Collected data entries:
□ □ □ □ □

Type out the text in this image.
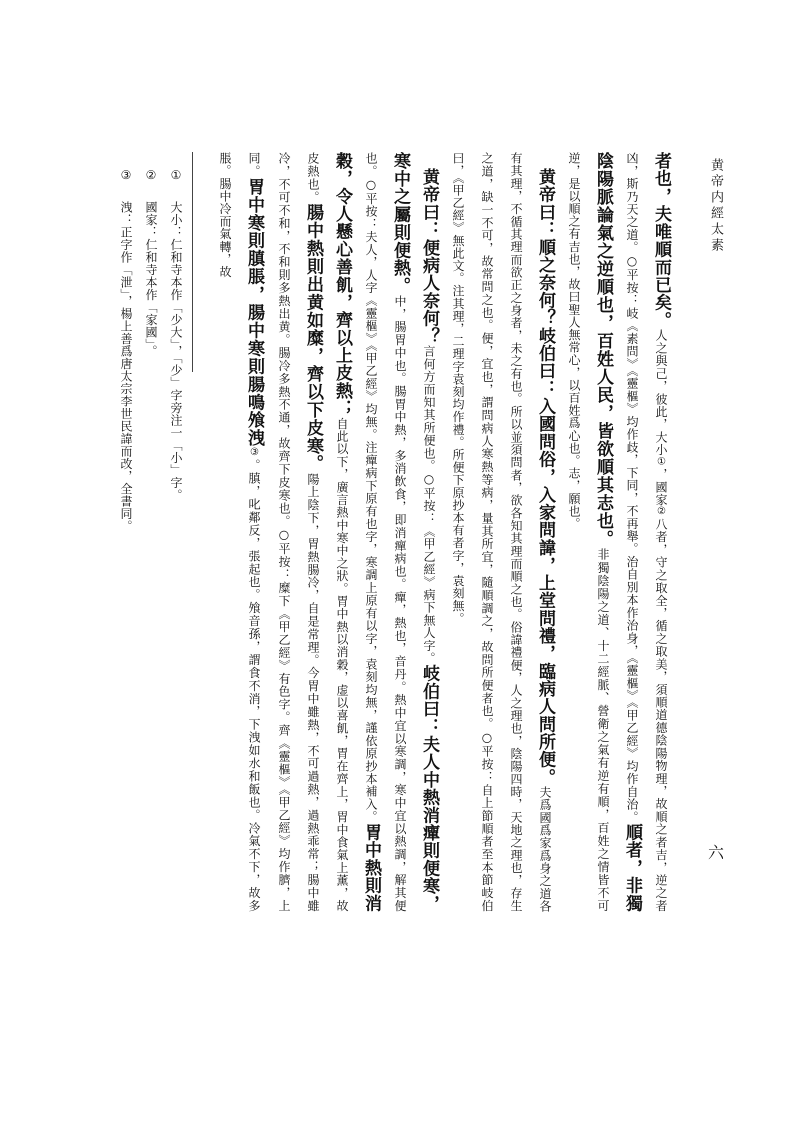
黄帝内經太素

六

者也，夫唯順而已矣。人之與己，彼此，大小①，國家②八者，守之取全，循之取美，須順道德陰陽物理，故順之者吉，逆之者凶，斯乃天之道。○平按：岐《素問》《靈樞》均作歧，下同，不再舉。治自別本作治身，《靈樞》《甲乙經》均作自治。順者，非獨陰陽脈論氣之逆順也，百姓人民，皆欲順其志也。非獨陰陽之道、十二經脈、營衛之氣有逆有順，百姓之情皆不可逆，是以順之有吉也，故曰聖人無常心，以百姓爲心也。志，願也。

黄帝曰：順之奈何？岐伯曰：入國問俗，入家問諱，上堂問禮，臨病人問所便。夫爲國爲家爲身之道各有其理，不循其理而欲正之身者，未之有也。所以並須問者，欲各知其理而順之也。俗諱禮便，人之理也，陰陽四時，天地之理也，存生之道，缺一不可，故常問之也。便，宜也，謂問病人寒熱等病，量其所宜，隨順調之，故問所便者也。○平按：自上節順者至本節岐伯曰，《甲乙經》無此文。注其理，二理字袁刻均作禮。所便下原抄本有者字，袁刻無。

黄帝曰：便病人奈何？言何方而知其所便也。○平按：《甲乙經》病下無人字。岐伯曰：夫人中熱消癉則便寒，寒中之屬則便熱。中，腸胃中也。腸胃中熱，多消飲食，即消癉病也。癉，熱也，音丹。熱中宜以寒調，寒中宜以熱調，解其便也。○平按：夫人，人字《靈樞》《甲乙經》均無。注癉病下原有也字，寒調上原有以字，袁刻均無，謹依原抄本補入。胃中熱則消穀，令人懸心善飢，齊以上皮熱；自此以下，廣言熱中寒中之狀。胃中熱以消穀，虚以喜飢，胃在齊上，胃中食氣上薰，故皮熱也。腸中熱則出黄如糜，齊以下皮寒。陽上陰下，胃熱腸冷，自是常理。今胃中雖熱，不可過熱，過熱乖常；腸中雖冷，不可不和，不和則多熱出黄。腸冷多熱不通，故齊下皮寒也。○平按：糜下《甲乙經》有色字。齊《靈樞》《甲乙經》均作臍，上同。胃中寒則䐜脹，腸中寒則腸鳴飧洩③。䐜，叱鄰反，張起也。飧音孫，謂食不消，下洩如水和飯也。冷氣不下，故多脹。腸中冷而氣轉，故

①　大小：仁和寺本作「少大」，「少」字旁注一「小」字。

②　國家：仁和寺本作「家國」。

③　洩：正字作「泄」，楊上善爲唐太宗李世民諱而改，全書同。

□ □ □ □ □

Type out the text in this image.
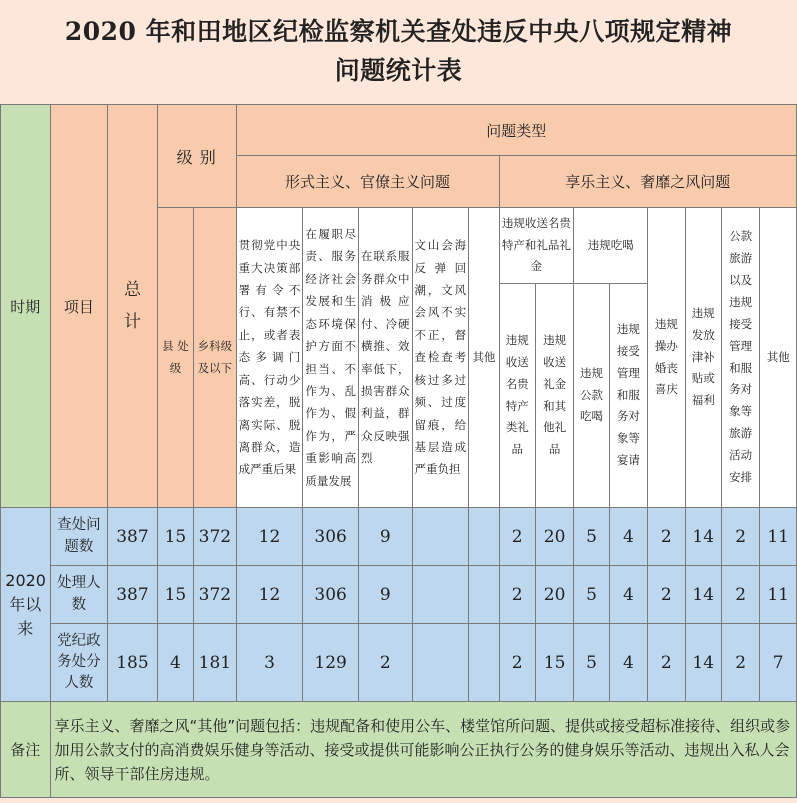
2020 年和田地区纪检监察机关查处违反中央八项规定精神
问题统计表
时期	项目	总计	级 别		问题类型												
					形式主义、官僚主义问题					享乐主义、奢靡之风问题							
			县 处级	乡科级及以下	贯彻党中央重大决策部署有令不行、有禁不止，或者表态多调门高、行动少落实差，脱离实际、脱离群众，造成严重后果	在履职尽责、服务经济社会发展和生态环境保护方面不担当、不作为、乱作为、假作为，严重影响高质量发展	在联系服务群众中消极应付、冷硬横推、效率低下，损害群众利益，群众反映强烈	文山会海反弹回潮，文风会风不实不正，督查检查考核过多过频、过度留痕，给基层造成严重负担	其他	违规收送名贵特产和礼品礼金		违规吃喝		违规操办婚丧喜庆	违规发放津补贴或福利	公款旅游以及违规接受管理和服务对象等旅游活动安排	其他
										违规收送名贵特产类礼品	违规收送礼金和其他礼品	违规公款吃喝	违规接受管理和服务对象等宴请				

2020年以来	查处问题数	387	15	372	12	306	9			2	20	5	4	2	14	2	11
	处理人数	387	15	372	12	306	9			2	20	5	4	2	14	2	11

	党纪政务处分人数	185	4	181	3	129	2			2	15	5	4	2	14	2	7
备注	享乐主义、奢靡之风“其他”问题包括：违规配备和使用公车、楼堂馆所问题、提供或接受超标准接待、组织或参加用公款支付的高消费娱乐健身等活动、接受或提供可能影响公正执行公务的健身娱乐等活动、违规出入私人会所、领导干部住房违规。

□ □ □ □ □

YOUR OBJECTIVE: Each line containing the word "享乐主义" counts once; say how many such lines there are, giving only the number.

THE ANSWER: 2